* GOAL *
Quote the records below in full, exactly as given, with the images taken out.

* DATA SUPPLIED *
__________

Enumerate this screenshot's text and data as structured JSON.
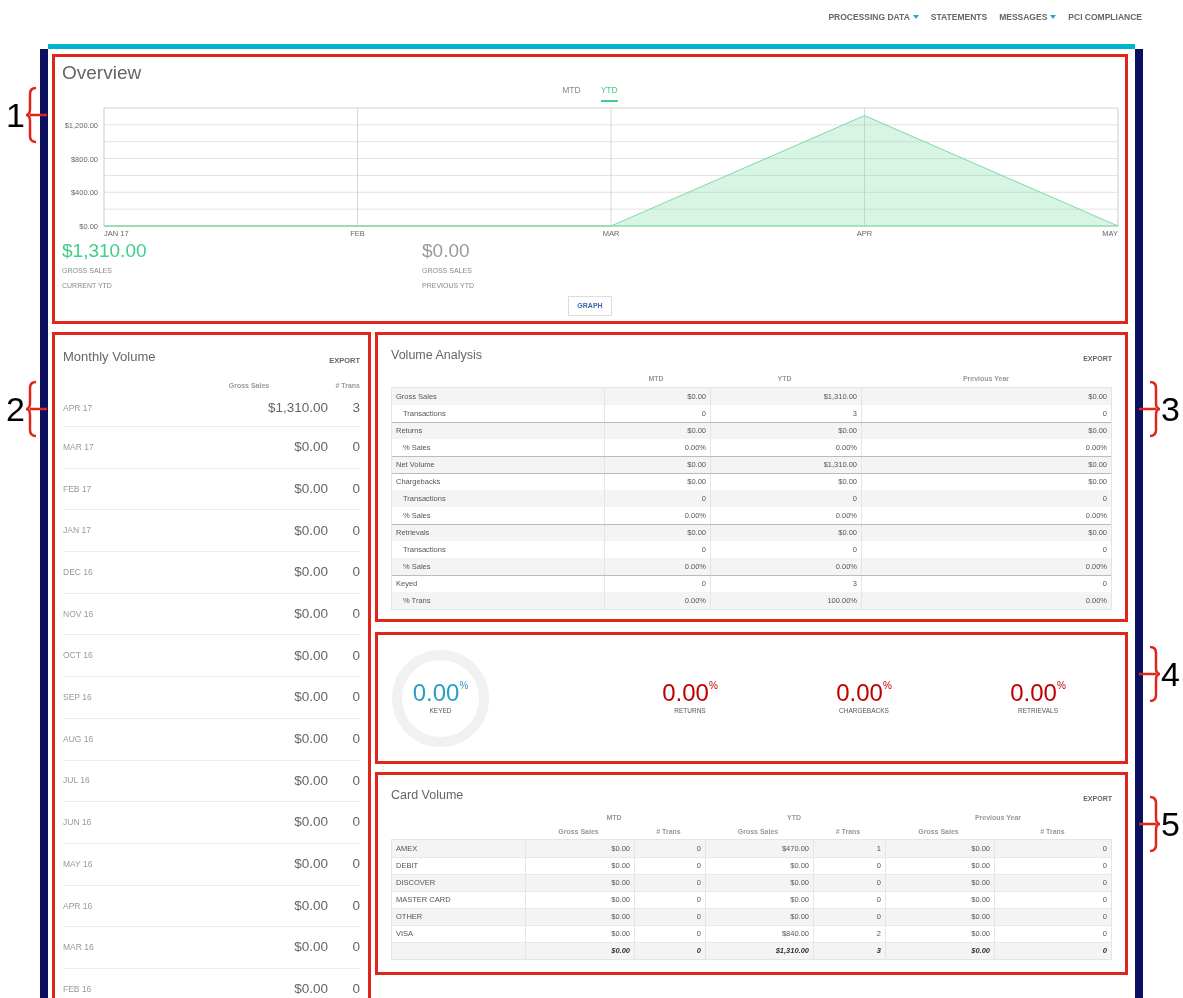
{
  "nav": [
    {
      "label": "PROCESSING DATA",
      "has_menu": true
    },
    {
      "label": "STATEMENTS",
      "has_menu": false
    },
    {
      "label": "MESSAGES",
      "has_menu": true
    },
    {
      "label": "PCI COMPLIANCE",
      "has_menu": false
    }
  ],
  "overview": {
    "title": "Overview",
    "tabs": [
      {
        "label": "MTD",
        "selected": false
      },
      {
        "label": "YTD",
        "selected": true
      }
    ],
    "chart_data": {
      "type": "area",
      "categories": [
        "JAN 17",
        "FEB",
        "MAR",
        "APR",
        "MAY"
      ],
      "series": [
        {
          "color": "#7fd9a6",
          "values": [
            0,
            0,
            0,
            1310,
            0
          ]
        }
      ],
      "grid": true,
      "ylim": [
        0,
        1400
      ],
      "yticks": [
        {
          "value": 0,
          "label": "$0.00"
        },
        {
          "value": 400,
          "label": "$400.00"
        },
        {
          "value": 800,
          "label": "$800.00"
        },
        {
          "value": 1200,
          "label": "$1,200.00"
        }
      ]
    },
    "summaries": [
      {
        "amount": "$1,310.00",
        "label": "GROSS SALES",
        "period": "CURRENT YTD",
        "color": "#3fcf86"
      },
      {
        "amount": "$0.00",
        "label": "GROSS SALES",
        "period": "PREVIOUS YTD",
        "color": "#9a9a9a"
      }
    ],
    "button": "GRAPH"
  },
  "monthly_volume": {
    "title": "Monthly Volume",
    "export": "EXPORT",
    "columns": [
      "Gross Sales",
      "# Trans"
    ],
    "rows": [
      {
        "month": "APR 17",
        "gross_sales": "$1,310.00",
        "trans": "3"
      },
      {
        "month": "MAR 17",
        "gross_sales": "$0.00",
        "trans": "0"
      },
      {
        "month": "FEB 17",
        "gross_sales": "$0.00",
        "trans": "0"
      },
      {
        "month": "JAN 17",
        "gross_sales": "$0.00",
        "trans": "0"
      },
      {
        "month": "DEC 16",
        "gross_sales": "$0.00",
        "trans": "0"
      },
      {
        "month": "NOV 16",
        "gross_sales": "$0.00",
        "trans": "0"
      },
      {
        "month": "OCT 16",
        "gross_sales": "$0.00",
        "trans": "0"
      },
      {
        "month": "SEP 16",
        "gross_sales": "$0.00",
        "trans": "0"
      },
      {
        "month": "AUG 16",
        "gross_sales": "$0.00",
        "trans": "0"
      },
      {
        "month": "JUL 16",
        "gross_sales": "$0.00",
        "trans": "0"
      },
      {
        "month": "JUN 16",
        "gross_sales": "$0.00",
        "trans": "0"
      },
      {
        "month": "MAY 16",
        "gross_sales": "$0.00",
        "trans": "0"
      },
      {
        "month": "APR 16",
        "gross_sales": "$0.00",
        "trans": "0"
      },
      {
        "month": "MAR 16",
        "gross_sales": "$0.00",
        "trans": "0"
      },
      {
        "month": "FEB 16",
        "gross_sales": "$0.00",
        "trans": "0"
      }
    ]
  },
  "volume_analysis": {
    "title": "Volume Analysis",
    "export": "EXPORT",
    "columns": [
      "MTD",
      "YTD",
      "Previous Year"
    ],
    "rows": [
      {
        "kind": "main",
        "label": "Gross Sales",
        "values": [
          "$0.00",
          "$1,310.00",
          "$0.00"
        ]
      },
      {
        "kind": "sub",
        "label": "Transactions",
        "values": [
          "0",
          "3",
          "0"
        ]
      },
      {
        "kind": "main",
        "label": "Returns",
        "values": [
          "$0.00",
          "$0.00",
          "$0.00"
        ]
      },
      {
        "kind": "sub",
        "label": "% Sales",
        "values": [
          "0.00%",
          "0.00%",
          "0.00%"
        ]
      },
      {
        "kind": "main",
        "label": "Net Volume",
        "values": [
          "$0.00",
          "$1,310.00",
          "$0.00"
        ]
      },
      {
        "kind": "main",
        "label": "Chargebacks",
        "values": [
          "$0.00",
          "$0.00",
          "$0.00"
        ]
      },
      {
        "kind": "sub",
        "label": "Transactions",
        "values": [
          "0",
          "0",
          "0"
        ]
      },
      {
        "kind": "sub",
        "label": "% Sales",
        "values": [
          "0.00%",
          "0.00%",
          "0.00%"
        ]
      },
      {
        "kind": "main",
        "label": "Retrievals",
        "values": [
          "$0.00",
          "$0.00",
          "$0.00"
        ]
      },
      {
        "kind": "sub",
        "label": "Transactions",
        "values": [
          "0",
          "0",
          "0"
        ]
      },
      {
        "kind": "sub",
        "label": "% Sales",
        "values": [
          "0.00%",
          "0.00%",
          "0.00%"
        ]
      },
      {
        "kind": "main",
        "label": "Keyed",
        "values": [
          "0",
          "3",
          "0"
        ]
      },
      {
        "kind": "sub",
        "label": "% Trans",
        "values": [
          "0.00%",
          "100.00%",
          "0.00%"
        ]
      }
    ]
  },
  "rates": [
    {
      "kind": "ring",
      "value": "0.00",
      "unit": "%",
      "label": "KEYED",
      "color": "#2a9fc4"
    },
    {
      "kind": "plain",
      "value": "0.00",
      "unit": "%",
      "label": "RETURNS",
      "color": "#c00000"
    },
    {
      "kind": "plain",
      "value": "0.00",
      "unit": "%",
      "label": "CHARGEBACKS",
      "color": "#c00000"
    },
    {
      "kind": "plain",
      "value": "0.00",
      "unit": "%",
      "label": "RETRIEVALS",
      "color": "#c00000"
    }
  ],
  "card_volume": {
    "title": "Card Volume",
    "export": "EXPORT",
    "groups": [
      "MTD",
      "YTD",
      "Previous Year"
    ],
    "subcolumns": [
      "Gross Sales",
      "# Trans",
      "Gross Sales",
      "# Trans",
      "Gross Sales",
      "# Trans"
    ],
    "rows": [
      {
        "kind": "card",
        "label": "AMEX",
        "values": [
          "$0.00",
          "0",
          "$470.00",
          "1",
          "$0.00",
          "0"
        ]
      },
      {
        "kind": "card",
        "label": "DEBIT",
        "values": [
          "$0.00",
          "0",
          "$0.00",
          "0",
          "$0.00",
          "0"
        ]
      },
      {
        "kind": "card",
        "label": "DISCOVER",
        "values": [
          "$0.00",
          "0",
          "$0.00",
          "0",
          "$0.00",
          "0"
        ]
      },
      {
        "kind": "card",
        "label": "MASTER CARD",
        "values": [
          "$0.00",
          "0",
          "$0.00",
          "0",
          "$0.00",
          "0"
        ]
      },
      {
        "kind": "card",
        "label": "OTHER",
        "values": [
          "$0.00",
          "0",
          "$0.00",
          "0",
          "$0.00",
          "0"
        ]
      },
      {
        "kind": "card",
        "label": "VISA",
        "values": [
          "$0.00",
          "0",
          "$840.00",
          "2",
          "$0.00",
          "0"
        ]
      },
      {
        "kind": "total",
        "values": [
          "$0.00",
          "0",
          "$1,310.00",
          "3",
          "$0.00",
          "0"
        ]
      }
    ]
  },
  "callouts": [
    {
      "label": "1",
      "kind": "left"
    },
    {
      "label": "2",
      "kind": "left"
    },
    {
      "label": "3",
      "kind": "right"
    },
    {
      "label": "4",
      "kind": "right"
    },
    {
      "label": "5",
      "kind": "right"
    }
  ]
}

__________

* RESULT FOR THIS TASK *
Enumerate this screenshot's text and data as structured JSON.
{
  "nav": [
    {
      "label": "PROCESSING DATA",
      "has_menu": true
    },
    {
      "label": "STATEMENTS",
      "has_menu": false
    },
    {
      "label": "MESSAGES",
      "has_menu": true
    },
    {
      "label": "PCI COMPLIANCE",
      "has_menu": false
    }
  ],
  "overview": {
    "title": "Overview",
    "tabs": [
      {
        "label": "MTD",
        "selected": false
      },
      {
        "label": "YTD",
        "selected": true
      }
    ],
    "chart_data": {
      "type": "area",
      "categories": [
        "JAN 17",
        "FEB",
        "MAR",
        "APR",
        "MAY"
      ],
      "series": [
        {
          "color": "#7fd9a6",
          "values": [
            0,
            0,
            0,
            1310,
            0
          ]
        }
      ],
      "grid": true,
      "ylim": [
        0,
        1400
      ],
      "yticks": [
        {
          "value": 0,
          "label": "$0.00"
        },
        {
          "value": 400,
          "label": "$400.00"
        },
        {
          "value": 800,
          "label": "$800.00"
        },
        {
          "value": 1200,
          "label": "$1,200.00"
        }
      ]
    },
    "summaries": [
      {
        "amount": "$1,310.00",
        "label": "GROSS SALES",
        "period": "CURRENT YTD",
        "color": "#3fcf86"
      },
      {
        "amount": "$0.00",
        "label": "GROSS SALES",
        "period": "PREVIOUS YTD",
        "color": "#9a9a9a"
      }
    ],
    "button": "GRAPH"
  },
  "monthly_volume": {
    "title": "Monthly Volume",
    "export": "EXPORT",
    "columns": [
      "Gross Sales",
      "# Trans"
    ],
    "rows": [
      {
        "month": "APR 17",
        "gross_sales": "$1,310.00",
        "trans": "3"
      },
      {
        "month": "MAR 17",
        "gross_sales": "$0.00",
        "trans": "0"
      },
      {
        "month": "FEB 17",
        "gross_sales": "$0.00",
        "trans": "0"
      },
      {
        "month": "JAN 17",
        "gross_sales": "$0.00",
        "trans": "0"
      },
      {
        "month": "DEC 16",
        "gross_sales": "$0.00",
        "trans": "0"
      },
      {
        "month": "NOV 16",
        "gross_sales": "$0.00",
        "trans": "0"
      },
      {
        "month": "OCT 16",
        "gross_sales": "$0.00",
        "trans": "0"
      },
      {
        "month": "SEP 16",
        "gross_sales": "$0.00",
        "trans": "0"
      },
      {
        "month": "AUG 16",
        "gross_sales": "$0.00",
        "trans": "0"
      },
      {
        "month": "JUL 16",
        "gross_sales": "$0.00",
        "trans": "0"
      },
      {
        "month": "JUN 16",
        "gross_sales": "$0.00",
        "trans": "0"
      },
      {
        "month": "MAY 16",
        "gross_sales": "$0.00",
        "trans": "0"
      },
      {
        "month": "APR 16",
        "gross_sales": "$0.00",
        "trans": "0"
      },
      {
        "month": "MAR 16",
        "gross_sales": "$0.00",
        "trans": "0"
      },
      {
        "month": "FEB 16",
        "gross_sales": "$0.00",
        "trans": "0"
      }
    ]
  },
  "volume_analysis": {
    "title": "Volume Analysis",
    "export": "EXPORT",
    "columns": [
      "MTD",
      "YTD",
      "Previous Year"
    ],
    "rows": [
      {
        "kind": "main",
        "label": "Gross Sales",
        "values": [
          "$0.00",
          "$1,310.00",
          "$0.00"
        ]
      },
      {
        "kind": "sub",
        "label": "Transactions",
        "values": [
          "0",
          "3",
          "0"
        ]
      },
      {
        "kind": "main",
        "label": "Returns",
        "values": [
          "$0.00",
          "$0.00",
          "$0.00"
        ]
      },
      {
        "kind": "sub",
        "label": "% Sales",
        "values": [
          "0.00%",
          "0.00%",
          "0.00%"
        ]
      },
      {
        "kind": "main",
        "label": "Net Volume",
        "values": [
          "$0.00",
          "$1,310.00",
          "$0.00"
        ]
      },
      {
        "kind": "main",
        "label": "Chargebacks",
        "values": [
          "$0.00",
          "$0.00",
          "$0.00"
        ]
      },
      {
        "kind": "sub",
        "label": "Transactions",
        "values": [
          "0",
          "0",
          "0"
        ]
      },
      {
        "kind": "sub",
        "label": "% Sales",
        "values": [
          "0.00%",
          "0.00%",
          "0.00%"
        ]
      },
      {
        "kind": "main",
        "label": "Retrievals",
        "values": [
          "$0.00",
          "$0.00",
          "$0.00"
        ]
      },
      {
        "kind": "sub",
        "label": "Transactions",
        "values": [
          "0",
          "0",
          "0"
        ]
      },
      {
        "kind": "sub",
        "label": "% Sales",
        "values": [
          "0.00%",
          "0.00%",
          "0.00%"
        ]
      },
      {
        "kind": "main",
        "label": "Keyed",
        "values": [
          "0",
          "3",
          "0"
        ]
      },
      {
        "kind": "sub",
        "label": "% Trans",
        "values": [
          "0.00%",
          "100.00%",
          "0.00%"
        ]
      }
    ]
  },
  "rates": [
    {
      "kind": "ring",
      "value": "0.00",
      "unit": "%",
      "label": "KEYED",
      "color": "#2a9fc4"
    },
    {
      "kind": "plain",
      "value": "0.00",
      "unit": "%",
      "label": "RETURNS",
      "color": "#c00000"
    },
    {
      "kind": "plain",
      "value": "0.00",
      "unit": "%",
      "label": "CHARGEBACKS",
      "color": "#c00000"
    },
    {
      "kind": "plain",
      "value": "0.00",
      "unit": "%",
      "label": "RETRIEVALS",
      "color": "#c00000"
    }
  ],
  "card_volume": {
    "title": "Card Volume",
    "export": "EXPORT",
    "groups": [
      "MTD",
      "YTD",
      "Previous Year"
    ],
    "subcolumns": [
      "Gross Sales",
      "# Trans",
      "Gross Sales",
      "# Trans",
      "Gross Sales",
      "# Trans"
    ],
    "rows": [
      {
        "kind": "card",
        "label": "AMEX",
        "values": [
          "$0.00",
          "0",
          "$470.00",
          "1",
          "$0.00",
          "0"
        ]
      },
      {
        "kind": "card",
        "label": "DEBIT",
        "values": [
          "$0.00",
          "0",
          "$0.00",
          "0",
          "$0.00",
          "0"
        ]
      },
      {
        "kind": "card",
        "label": "DISCOVER",
        "values": [
          "$0.00",
          "0",
          "$0.00",
          "0",
          "$0.00",
          "0"
        ]
      },
      {
        "kind": "card",
        "label": "MASTER CARD",
        "values": [
          "$0.00",
          "0",
          "$0.00",
          "0",
          "$0.00",
          "0"
        ]
      },
      {
        "kind": "card",
        "label": "OTHER",
        "values": [
          "$0.00",
          "0",
          "$0.00",
          "0",
          "$0.00",
          "0"
        ]
      },
      {
        "kind": "card",
        "label": "VISA",
        "values": [
          "$0.00",
          "0",
          "$840.00",
          "2",
          "$0.00",
          "0"
        ]
      },
      {
        "kind": "total",
        "values": [
          "$0.00",
          "0",
          "$1,310.00",
          "3",
          "$0.00",
          "0"
        ]
      }
    ]
  },
  "callouts": [
    {
      "label": "1",
      "kind": "left"
    },
    {
      "label": "2",
      "kind": "left"
    },
    {
      "label": "3",
      "kind": "right"
    },
    {
      "label": "4",
      "kind": "right"
    },
    {
      "label": "5",
      "kind": "right"
    }
  ]
}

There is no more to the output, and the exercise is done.